OBJECTIVE:
Return the records, each one exactly as written.

— Start MATERIAL TO PROCESS —

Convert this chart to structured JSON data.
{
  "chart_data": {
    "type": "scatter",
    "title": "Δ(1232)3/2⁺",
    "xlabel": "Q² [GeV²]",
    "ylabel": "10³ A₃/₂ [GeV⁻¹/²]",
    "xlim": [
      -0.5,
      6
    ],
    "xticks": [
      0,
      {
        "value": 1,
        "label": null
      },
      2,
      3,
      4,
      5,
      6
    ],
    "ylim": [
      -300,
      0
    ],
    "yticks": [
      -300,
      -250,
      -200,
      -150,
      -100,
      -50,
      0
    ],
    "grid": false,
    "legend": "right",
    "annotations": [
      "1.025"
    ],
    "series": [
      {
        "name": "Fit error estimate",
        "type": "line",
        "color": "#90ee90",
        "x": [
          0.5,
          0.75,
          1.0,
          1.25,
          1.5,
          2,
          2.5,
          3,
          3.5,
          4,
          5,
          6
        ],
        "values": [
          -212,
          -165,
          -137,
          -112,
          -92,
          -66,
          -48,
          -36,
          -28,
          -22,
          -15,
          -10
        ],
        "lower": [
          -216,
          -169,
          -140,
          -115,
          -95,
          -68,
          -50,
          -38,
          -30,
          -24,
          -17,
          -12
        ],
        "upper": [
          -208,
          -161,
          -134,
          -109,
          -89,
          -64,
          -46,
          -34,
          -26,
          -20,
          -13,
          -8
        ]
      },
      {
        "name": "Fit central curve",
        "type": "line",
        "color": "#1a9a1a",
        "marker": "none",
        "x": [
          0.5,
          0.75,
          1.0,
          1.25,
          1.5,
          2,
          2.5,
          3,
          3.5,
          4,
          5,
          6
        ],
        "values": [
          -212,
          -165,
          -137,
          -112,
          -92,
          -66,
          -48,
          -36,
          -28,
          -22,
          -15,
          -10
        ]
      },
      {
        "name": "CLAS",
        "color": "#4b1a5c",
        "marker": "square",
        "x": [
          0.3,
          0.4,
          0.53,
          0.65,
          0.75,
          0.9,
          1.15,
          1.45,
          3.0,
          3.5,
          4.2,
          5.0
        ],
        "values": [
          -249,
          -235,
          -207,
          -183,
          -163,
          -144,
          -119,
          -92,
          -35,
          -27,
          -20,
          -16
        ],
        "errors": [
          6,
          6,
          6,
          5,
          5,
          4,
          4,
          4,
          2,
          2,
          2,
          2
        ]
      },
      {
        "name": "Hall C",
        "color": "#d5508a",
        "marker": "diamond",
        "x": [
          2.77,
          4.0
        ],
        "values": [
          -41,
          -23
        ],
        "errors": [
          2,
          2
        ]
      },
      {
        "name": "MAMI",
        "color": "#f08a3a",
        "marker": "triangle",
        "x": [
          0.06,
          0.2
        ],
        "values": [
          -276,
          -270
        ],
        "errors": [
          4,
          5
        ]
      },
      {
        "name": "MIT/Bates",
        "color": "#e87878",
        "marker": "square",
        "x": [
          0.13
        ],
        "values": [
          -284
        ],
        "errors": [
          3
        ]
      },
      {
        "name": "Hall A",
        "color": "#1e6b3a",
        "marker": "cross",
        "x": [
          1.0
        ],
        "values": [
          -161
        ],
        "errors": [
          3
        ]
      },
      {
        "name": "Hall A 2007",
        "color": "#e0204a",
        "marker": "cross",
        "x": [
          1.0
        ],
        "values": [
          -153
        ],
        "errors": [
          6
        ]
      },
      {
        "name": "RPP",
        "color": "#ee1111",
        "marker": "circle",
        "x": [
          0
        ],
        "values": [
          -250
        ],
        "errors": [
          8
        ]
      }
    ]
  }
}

— End MATERIAL TO PROCESS —

SOLUTION FOR THIS TASK:
Convert this chart to structured JSON data.
{
  "chart_data": {
    "type": "scatter",
    "title": "Δ(1232)3/2⁺",
    "xlabel": "Q² [GeV²]",
    "ylabel": "10³ A₃/₂ [GeV⁻¹/²]",
    "xlim": [
      -0.5,
      6
    ],
    "xticks": [
      0,
      {
        "value": 1,
        "label": null
      },
      2,
      3,
      4,
      5,
      6
    ],
    "ylim": [
      -300,
      0
    ],
    "yticks": [
      -300,
      -250,
      -200,
      -150,
      -100,
      -50,
      0
    ],
    "grid": false,
    "legend": "right",
    "annotations": [
      "1.025"
    ],
    "series": [
      {
        "name": "Fit error estimate",
        "type": "line",
        "color": "#90ee90",
        "x": [
          0.5,
          0.75,
          1.0,
          1.25,
          1.5,
          2,
          2.5,
          3,
          3.5,
          4,
          5,
          6
        ],
        "values": [
          -212,
          -165,
          -137,
          -112,
          -92,
          -66,
          -48,
          -36,
          -28,
          -22,
          -15,
          -10
        ],
        "lower": [
          -216,
          -169,
          -140,
          -115,
          -95,
          -68,
          -50,
          -38,
          -30,
          -24,
          -17,
          -12
        ],
        "upper": [
          -208,
          -161,
          -134,
          -109,
          -89,
          -64,
          -46,
          -34,
          -26,
          -20,
          -13,
          -8
        ]
      },
      {
        "name": "Fit central curve",
        "type": "line",
        "color": "#1a9a1a",
        "marker": "none",
        "x": [
          0.5,
          0.75,
          1.0,
          1.25,
          1.5,
          2,
          2.5,
          3,
          3.5,
          4,
          5,
          6
        ],
        "values": [
          -212,
          -165,
          -137,
          -112,
          -92,
          -66,
          -48,
          -36,
          -28,
          -22,
          -15,
          -10
        ]
      },
      {
        "name": "CLAS",
        "color": "#4b1a5c",
        "marker": "square",
        "x": [
          0.3,
          0.4,
          0.53,
          0.65,
          0.75,
          0.9,
          1.15,
          1.45,
          3.0,
          3.5,
          4.2,
          5.0
        ],
        "values": [
          -249,
          -235,
          -207,
          -183,
          -163,
          -144,
          -119,
          -92,
          -35,
          -27,
          -20,
          -16
        ],
        "errors": [
          6,
          6,
          6,
          5,
          5,
          4,
          4,
          4,
          2,
          2,
          2,
          2
        ]
      },
      {
        "name": "Hall C",
        "color": "#d5508a",
        "marker": "diamond",
        "x": [
          2.77,
          4.0
        ],
        "values": [
          -41,
          -23
        ],
        "errors": [
          2,
          2
        ]
      },
      {
        "name": "MAMI",
        "color": "#f08a3a",
        "marker": "triangle",
        "x": [
          0.06,
          0.2
        ],
        "values": [
          -276,
          -270
        ],
        "errors": [
          4,
          5
        ]
      },
      {
        "name": "MIT/Bates",
        "color": "#e87878",
        "marker": "square",
        "x": [
          0.13
        ],
        "values": [
          -284
        ],
        "errors": [
          3
        ]
      },
      {
        "name": "Hall A",
        "color": "#1e6b3a",
        "marker": "cross",
        "x": [
          1.0
        ],
        "values": [
          -161
        ],
        "errors": [
          3
        ]
      },
      {
        "name": "Hall A 2007",
        "color": "#e0204a",
        "marker": "cross",
        "x": [
          1.0
        ],
        "values": [
          -153
        ],
        "errors": [
          6
        ]
      },
      {
        "name": "RPP",
        "color": "#ee1111",
        "marker": "circle",
        "x": [
          0
        ],
        "values": [
          -250
        ],
        "errors": [
          8
        ]
      }
    ]
  }
}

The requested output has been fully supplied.